• CONSIGNES DE L'EXERCICE:
a. Condensez en une courte liste le paragraphe du communiqué sur les comètes qui commence par « L'équipe belge a trouvé ». Gardez ses faits principaux.
b. Poursuivez le communiqué sur les comètes après sa dernière phrase.

• TEXTE EXTRAIT:

■ ■ ■

Communiqué de presse
Des vapeurs de métaux lourds découvertes de manière inattendue dans les comètes de notre système solaire - et au-delà.
19 mai 2021
Une nouvelle étude réalisée par une équipe belge à l'aide des données du Very Large Telescope de l'Observatoire Européen Austral (VLT de l'ESO) a montré que le fer et le nickel existent dans l'atmosphère des comètes du système solaire, même lorsqu’elles sont loin du Soleil. Une étude distincte réalisée par une équipe polonaise, qui a elle aussi utilisé des données de l'ESO, a révélé que le nickel sous forme gazeux est également présent dans la comète interstellaire 2I/Borisov. C'est la première fois que des atomes aussi lourds, habituellement observés dans les environnements chauds, sont découverts dans l'atmosphère froide de comètes lointaines.
"Ce fut une grande surprise de détecter des atomes de fer et de nickel dans l'atmosphère de toutes les comètes que nous avons observées au cours des deux dernières décennies, soit une vingtaine d'entre elles, et même dans celles éloignées du Soleil, dans le froid de l’espace", déclare Jean Manfroid de l'Université de Liège, en Belgique, premier auteur de la nouvelle étude sur les comètes du système solaire publiée aujourd'hui dans Nature.
Les astronomes connaissent l'existence de métaux lourds dans les poussières et les roches des noyaux cométaires. Mais, étant donné que les métaux sous forme solide ne se "subliment" généralement pas (deviennent gazeux) à basse température, ils ne s'attendaient pas à les trouver dans l'atmosphère des comètes qui voyagent loin du Soleil. Les vapeurs de nickel et de fer sont même détectées dans des comètes observées à plus de 480 millions de kilomètres du Soleil, soit plus de trois fois la distance Terre-Soleil.
L'équipe belge a trouvé que le fer et le nickel sont en quantités à peu près égales dans l'atmosphère de toutes comètes observées. Dans la matière du système solaire, par exemple dans le Soleil et les météorites, on trouve généralement environ dix fois plus de fer que de nickel. Ce nouveau résultat a donc des répercussions sur la manière dont les astronomes comprennent la formation des comètes et du système solaire, bien que l'équipe soit toujours en train d’essayer de comprendre ce que sont ces répercussions.
"Les comètes se sont formées il y a environ 4,6 milliards d'années, dans le très jeune système solaire, et n'ont quasi plus changé depuis. En ce sens, elles sont comme des fossiles pour les astronomes", explique Emmanuel Jehin, co-auteur de l'étude et également chercheur à l'Université de Liège.

■ ■ ■

• ENREGISTREMENTS FOURNIS:

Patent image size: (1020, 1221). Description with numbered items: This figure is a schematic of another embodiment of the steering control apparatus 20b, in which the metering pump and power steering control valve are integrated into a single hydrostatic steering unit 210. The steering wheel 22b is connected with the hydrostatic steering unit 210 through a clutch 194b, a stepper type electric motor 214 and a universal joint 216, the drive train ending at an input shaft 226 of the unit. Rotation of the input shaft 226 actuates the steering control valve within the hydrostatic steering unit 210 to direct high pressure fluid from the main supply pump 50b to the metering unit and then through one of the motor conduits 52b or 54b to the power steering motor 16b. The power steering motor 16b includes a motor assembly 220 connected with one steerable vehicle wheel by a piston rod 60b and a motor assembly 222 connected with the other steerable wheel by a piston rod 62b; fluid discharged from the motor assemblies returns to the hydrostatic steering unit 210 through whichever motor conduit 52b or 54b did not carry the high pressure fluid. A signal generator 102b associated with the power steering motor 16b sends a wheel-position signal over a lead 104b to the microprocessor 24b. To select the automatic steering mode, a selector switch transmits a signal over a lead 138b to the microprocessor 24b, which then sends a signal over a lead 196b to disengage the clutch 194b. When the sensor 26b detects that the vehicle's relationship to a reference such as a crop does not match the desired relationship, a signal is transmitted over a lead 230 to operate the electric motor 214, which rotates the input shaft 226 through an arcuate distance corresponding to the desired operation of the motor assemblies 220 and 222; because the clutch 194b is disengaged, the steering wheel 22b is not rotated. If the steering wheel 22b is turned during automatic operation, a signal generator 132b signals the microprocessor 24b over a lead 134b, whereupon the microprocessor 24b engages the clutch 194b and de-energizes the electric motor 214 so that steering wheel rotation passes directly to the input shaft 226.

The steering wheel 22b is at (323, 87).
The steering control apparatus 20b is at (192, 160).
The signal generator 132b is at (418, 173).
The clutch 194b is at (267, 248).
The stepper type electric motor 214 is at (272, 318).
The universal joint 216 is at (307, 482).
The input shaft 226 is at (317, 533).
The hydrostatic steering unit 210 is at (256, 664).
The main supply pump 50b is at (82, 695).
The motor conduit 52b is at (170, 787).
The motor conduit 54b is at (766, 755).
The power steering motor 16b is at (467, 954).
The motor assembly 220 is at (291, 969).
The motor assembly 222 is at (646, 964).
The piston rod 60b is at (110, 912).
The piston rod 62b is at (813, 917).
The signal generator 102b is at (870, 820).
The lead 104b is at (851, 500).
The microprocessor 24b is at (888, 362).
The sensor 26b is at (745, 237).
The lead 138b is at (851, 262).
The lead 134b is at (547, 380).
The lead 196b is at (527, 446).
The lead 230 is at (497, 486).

■ ■ ■

• RÉPONSES FOURNIES:
a.
- L'équipe belge a trouvé du fer et du nickel en quantités à peu près égales dans l'atmosphère de toutes les comètes observées.
- Dans la matière du système solaire, comme le Soleil et les météorites, le fer est généralement environ dix fois plus abondant que le nickel.
- Ce résultat a des répercussions sur la compréhension de la formation des comètes et du système solaire. L'équipe cherche encore à les déterminer.

b.
Alors que les spectres optiques des comètes sont étudiés depuis des décennies, personne n'avait jusqu'à présent repéré la présence de nickel et de fer dans leurs atmosphères. "Cette découverte est passée sous les radars pendant de nombreuses années", explique Emmanuel Jehin.
L'équipe a utilisé les données de l'instrument UVES (Ultraviolet and Visual Echelle Spectrograph) du VLT de l'ESO, qui utilise la technique de la spectroscopie, pour analyser les atmosphères des comètes à différentes distances du Soleil. Cette technique permet aux astronomes de révéler la composition des astres: chaque élément chimique, atome ou molécule, laisse en effet une signature unique - un ensemble de raies - dans le spectre lumineux des objets observés.
L'équipe belge a repéré des raies faibles et non identifiées dans les spectres UVES et, en y regardant de plus près, elle a remarqué qu'elles signalaient la présence d'atomes neutres de fer et de nickel. Les chercheurs estiment que pour 100 kg d'eau dans l'atmosphère des comètes, il n'y a que 1 g de fer et à peu près la même quantité de nickel.
"Habituellement, le fer est dix fois plus abondant que le nickel, et dans les atmosphères de ces comètes, nous avons trouvé à peu près la même quantité pour les deux éléments. Nous sommes arrivés à la conclusion qu'ils pourraient provenir d'un type particulier de matériau à la surface du noyau de la comète, se sublimant à une température assez basse et libérant du fer et du nickel dans des proportions à peu près identiques", explique Damien Hutsemékers, également membre de l'équipe belge de l'Université de Liège.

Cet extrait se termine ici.